Do this: Count how many lines below contain the word "NESS", then give that number alone.
== Data for this task
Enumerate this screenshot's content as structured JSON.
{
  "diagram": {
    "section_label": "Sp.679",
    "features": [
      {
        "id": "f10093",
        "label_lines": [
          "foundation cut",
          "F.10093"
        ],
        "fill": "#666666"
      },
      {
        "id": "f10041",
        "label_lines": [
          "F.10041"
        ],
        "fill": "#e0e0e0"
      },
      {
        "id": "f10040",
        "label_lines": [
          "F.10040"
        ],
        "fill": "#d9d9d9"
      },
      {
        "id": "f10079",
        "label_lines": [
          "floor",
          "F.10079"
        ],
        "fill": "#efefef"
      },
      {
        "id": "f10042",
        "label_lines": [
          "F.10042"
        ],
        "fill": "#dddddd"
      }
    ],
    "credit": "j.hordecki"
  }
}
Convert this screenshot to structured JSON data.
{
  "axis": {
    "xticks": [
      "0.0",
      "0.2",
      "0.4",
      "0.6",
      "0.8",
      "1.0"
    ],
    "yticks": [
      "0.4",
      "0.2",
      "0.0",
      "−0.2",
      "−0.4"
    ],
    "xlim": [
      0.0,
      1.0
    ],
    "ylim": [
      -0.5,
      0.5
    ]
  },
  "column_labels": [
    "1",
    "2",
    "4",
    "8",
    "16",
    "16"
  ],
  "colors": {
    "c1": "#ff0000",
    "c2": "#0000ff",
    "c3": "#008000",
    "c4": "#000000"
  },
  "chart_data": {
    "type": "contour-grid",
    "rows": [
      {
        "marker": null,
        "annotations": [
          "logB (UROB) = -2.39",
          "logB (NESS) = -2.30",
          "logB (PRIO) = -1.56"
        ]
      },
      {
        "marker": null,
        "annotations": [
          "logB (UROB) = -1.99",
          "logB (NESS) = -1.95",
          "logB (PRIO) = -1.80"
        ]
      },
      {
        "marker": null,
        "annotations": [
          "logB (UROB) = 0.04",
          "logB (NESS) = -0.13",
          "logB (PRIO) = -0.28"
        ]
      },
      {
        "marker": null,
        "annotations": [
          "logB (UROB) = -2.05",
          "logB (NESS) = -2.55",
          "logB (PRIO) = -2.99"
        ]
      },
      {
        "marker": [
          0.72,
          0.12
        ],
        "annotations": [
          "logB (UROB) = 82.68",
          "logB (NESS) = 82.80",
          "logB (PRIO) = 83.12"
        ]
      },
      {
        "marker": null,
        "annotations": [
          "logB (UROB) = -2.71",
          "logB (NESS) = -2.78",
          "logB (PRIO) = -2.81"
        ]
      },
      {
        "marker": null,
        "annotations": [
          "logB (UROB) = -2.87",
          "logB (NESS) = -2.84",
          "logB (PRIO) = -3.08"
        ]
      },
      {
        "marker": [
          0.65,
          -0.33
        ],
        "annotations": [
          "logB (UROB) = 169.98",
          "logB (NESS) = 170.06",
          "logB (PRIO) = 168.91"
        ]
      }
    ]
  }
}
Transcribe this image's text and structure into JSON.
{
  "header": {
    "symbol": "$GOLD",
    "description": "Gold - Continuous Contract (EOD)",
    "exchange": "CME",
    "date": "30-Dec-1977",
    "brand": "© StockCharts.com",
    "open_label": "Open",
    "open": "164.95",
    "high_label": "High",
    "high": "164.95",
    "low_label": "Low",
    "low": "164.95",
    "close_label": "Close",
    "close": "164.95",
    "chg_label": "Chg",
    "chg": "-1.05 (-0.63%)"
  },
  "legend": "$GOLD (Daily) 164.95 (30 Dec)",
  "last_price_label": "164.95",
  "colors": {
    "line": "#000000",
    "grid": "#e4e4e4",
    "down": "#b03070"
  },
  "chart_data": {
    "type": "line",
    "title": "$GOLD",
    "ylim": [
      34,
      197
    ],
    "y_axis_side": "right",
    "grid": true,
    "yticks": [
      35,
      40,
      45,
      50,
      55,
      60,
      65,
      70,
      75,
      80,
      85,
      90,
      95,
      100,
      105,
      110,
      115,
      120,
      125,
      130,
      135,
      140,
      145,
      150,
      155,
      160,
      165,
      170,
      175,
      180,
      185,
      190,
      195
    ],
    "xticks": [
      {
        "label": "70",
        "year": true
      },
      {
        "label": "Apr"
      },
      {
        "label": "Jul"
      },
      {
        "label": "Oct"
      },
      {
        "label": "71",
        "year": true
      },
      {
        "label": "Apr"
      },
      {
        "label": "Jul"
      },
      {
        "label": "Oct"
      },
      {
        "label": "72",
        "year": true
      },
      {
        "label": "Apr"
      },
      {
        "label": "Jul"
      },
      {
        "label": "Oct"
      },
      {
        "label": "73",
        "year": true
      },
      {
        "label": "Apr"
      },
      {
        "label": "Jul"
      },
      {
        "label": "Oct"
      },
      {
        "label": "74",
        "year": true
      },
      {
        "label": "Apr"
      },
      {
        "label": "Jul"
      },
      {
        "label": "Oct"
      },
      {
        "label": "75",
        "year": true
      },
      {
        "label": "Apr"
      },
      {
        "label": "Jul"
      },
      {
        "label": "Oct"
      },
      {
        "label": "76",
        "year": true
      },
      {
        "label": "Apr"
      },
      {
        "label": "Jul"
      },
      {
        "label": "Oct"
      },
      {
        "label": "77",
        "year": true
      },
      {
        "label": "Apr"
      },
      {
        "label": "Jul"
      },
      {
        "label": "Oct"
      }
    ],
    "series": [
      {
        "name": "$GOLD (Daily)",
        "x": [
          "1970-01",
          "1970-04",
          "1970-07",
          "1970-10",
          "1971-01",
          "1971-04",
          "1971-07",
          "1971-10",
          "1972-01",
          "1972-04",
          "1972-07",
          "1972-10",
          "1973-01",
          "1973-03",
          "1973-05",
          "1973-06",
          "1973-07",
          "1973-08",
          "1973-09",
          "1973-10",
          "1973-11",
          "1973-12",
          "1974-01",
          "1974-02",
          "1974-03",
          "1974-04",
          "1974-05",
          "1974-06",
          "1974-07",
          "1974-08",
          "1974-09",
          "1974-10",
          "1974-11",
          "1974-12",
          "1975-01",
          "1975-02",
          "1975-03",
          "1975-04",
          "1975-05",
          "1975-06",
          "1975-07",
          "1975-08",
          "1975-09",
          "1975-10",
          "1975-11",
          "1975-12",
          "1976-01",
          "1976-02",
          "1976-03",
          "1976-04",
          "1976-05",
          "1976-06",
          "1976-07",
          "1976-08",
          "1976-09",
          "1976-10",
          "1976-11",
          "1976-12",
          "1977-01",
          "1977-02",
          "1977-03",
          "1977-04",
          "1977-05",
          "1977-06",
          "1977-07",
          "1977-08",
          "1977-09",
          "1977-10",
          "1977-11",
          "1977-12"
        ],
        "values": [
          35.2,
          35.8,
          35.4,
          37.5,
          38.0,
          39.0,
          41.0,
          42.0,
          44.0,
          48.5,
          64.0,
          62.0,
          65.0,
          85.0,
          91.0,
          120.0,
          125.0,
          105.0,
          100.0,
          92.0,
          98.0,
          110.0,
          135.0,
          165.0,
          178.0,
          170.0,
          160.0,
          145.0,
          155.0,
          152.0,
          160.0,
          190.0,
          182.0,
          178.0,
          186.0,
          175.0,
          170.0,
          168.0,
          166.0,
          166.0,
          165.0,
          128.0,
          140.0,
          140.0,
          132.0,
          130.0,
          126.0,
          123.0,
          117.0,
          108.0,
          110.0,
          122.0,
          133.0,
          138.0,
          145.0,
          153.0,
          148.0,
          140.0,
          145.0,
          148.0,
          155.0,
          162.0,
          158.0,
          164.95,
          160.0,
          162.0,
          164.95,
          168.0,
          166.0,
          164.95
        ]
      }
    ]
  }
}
====
Completed exercise: 8